> _WRITTEN PROBLEM_
Transcribe all the records with complete accuracy.

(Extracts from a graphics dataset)
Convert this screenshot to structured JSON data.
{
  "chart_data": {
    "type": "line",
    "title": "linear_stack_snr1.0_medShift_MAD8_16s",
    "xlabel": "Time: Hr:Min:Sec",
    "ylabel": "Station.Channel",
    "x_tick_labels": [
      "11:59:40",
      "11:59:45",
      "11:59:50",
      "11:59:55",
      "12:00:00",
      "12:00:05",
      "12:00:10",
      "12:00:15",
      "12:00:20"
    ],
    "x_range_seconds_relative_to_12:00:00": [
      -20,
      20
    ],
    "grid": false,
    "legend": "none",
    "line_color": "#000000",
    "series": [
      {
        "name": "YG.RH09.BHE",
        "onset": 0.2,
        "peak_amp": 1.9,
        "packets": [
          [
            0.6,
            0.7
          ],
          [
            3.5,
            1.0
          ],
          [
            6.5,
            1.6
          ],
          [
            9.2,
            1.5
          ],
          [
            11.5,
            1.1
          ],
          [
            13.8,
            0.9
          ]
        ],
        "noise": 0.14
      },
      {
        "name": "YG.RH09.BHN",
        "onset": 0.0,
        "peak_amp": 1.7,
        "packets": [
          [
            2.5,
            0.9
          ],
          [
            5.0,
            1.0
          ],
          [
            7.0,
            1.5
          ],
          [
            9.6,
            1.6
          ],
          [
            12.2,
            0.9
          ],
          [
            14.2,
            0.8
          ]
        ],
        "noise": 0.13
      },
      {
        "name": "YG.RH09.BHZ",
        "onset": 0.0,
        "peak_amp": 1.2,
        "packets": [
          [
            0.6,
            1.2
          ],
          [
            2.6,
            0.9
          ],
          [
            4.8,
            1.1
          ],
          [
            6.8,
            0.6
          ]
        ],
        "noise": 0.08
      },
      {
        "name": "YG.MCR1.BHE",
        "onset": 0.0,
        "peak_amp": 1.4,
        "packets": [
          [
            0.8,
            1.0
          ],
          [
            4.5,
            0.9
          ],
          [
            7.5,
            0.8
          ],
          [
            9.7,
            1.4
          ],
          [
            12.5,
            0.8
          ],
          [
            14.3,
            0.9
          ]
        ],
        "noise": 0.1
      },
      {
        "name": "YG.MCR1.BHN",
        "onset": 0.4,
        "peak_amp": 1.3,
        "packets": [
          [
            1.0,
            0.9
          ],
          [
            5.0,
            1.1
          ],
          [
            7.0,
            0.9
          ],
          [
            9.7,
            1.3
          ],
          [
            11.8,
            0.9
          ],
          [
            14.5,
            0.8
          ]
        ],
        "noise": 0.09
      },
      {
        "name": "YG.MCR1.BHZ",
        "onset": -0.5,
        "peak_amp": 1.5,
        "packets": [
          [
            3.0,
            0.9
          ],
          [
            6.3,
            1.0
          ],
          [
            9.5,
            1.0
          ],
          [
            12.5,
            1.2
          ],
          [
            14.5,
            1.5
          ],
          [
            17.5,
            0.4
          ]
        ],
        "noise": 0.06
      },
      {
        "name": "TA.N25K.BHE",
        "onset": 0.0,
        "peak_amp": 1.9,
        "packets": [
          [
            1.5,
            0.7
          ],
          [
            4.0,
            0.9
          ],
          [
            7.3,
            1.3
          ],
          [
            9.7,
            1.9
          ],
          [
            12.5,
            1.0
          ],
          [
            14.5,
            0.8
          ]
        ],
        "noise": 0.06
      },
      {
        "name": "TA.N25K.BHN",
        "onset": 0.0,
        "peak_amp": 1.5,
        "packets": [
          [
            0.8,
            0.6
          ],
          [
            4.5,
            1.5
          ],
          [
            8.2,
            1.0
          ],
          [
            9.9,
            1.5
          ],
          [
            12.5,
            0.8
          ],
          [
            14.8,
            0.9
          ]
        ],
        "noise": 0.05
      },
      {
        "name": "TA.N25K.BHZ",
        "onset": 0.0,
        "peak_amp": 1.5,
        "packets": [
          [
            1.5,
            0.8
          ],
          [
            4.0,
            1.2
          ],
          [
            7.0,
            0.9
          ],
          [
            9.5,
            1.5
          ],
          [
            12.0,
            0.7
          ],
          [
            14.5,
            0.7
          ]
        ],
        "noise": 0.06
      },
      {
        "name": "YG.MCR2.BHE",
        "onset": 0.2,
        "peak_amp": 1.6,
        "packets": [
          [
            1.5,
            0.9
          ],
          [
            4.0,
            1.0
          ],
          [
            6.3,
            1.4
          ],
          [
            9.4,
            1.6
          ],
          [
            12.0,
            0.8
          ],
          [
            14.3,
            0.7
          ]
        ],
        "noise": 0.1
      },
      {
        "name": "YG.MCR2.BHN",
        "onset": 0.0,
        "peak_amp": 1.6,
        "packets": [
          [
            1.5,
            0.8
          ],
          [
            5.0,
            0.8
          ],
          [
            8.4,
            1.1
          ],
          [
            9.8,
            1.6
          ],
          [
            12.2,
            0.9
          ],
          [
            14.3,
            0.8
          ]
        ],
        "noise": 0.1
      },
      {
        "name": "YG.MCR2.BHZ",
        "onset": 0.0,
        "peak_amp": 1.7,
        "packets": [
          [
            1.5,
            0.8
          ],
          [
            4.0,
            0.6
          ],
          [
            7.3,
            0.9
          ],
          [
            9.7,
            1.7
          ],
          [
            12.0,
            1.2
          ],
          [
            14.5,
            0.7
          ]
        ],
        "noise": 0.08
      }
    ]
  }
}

> _ANSWER BELOW_
Convert this screenshot to structured JSON data.
{
  "chart_data": {
    "type": "line",
    "title": "linear_stack_snr1.0_medShift_MAD8_16s",
    "xlabel": "Time: Hr:Min:Sec",
    "ylabel": "Station.Channel",
    "x_tick_labels": [
      "11:59:40",
      "11:59:45",
      "11:59:50",
      "11:59:55",
      "12:00:00",
      "12:00:05",
      "12:00:10",
      "12:00:15",
      "12:00:20"
    ],
    "x_range_seconds_relative_to_12:00:00": [
      -20,
      20
    ],
    "grid": false,
    "legend": "none",
    "line_color": "#000000",
    "series": [
      {
        "name": "YG.RH09.BHE",
        "onset": 0.2,
        "peak_amp": 1.9,
        "packets": [
          [
            0.6,
            0.7
          ],
          [
            3.5,
            1.0
          ],
          [
            6.5,
            1.6
          ],
          [
            9.2,
            1.5
          ],
          [
            11.5,
            1.1
          ],
          [
            13.8,
            0.9
          ]
        ],
        "noise": 0.14
      },
      {
        "name": "YG.RH09.BHN",
        "onset": 0.0,
        "peak_amp": 1.7,
        "packets": [
          [
            2.5,
            0.9
          ],
          [
            5.0,
            1.0
          ],
          [
            7.0,
            1.5
          ],
          [
            9.6,
            1.6
          ],
          [
            12.2,
            0.9
          ],
          [
            14.2,
            0.8
          ]
        ],
        "noise": 0.13
      },
      {
        "name": "YG.RH09.BHZ",
        "onset": 0.0,
        "peak_amp": 1.2,
        "packets": [
          [
            0.6,
            1.2
          ],
          [
            2.6,
            0.9
          ],
          [
            4.8,
            1.1
          ],
          [
            6.8,
            0.6
          ]
        ],
        "noise": 0.08
      },
      {
        "name": "YG.MCR1.BHE",
        "onset": 0.0,
        "peak_amp": 1.4,
        "packets": [
          [
            0.8,
            1.0
          ],
          [
            4.5,
            0.9
          ],
          [
            7.5,
            0.8
          ],
          [
            9.7,
            1.4
          ],
          [
            12.5,
            0.8
          ],
          [
            14.3,
            0.9
          ]
        ],
        "noise": 0.1
      },
      {
        "name": "YG.MCR1.BHN",
        "onset": 0.4,
        "peak_amp": 1.3,
        "packets": [
          [
            1.0,
            0.9
          ],
          [
            5.0,
            1.1
          ],
          [
            7.0,
            0.9
          ],
          [
            9.7,
            1.3
          ],
          [
            11.8,
            0.9
          ],
          [
            14.5,
            0.8
          ]
        ],
        "noise": 0.09
      },
      {
        "name": "YG.MCR1.BHZ",
        "onset": -0.5,
        "peak_amp": 1.5,
        "packets": [
          [
            3.0,
            0.9
          ],
          [
            6.3,
            1.0
          ],
          [
            9.5,
            1.0
          ],
          [
            12.5,
            1.2
          ],
          [
            14.5,
            1.5
          ],
          [
            17.5,
            0.4
          ]
        ],
        "noise": 0.06
      },
      {
        "name": "TA.N25K.BHE",
        "onset": 0.0,
        "peak_amp": 1.9,
        "packets": [
          [
            1.5,
            0.7
          ],
          [
            4.0,
            0.9
          ],
          [
            7.3,
            1.3
          ],
          [
            9.7,
            1.9
          ],
          [
            12.5,
            1.0
          ],
          [
            14.5,
            0.8
          ]
        ],
        "noise": 0.06
      },
      {
        "name": "TA.N25K.BHN",
        "onset": 0.0,
        "peak_amp": 1.5,
        "packets": [
          [
            0.8,
            0.6
          ],
          [
            4.5,
            1.5
          ],
          [
            8.2,
            1.0
          ],
          [
            9.9,
            1.5
          ],
          [
            12.5,
            0.8
          ],
          [
            14.8,
            0.9
          ]
        ],
        "noise": 0.05
      },
      {
        "name": "TA.N25K.BHZ",
        "onset": 0.0,
        "peak_amp": 1.5,
        "packets": [
          [
            1.5,
            0.8
          ],
          [
            4.0,
            1.2
          ],
          [
            7.0,
            0.9
          ],
          [
            9.5,
            1.5
          ],
          [
            12.0,
            0.7
          ],
          [
            14.5,
            0.7
          ]
        ],
        "noise": 0.06
      },
      {
        "name": "YG.MCR2.BHE",
        "onset": 0.2,
        "peak_amp": 1.6,
        "packets": [
          [
            1.5,
            0.9
          ],
          [
            4.0,
            1.0
          ],
          [
            6.3,
            1.4
          ],
          [
            9.4,
            1.6
          ],
          [
            12.0,
            0.8
          ],
          [
            14.3,
            0.7
          ]
        ],
        "noise": 0.1
      },
      {
        "name": "YG.MCR2.BHN",
        "onset": 0.0,
        "peak_amp": 1.6,
        "packets": [
          [
            1.5,
            0.8
          ],
          [
            5.0,
            0.8
          ],
          [
            8.4,
            1.1
          ],
          [
            9.8,
            1.6
          ],
          [
            12.2,
            0.9
          ],
          [
            14.3,
            0.8
          ]
        ],
        "noise": 0.1
      },
      {
        "name": "YG.MCR2.BHZ",
        "onset": 0.0,
        "peak_amp": 1.7,
        "packets": [
          [
            1.5,
            0.8
          ],
          [
            4.0,
            0.6
          ],
          [
            7.3,
            0.9
          ],
          [
            9.7,
            1.7
          ],
          [
            12.0,
            1.2
          ],
          [
            14.5,
            0.7
          ]
        ],
        "noise": 0.08
      }
    ]
  }
}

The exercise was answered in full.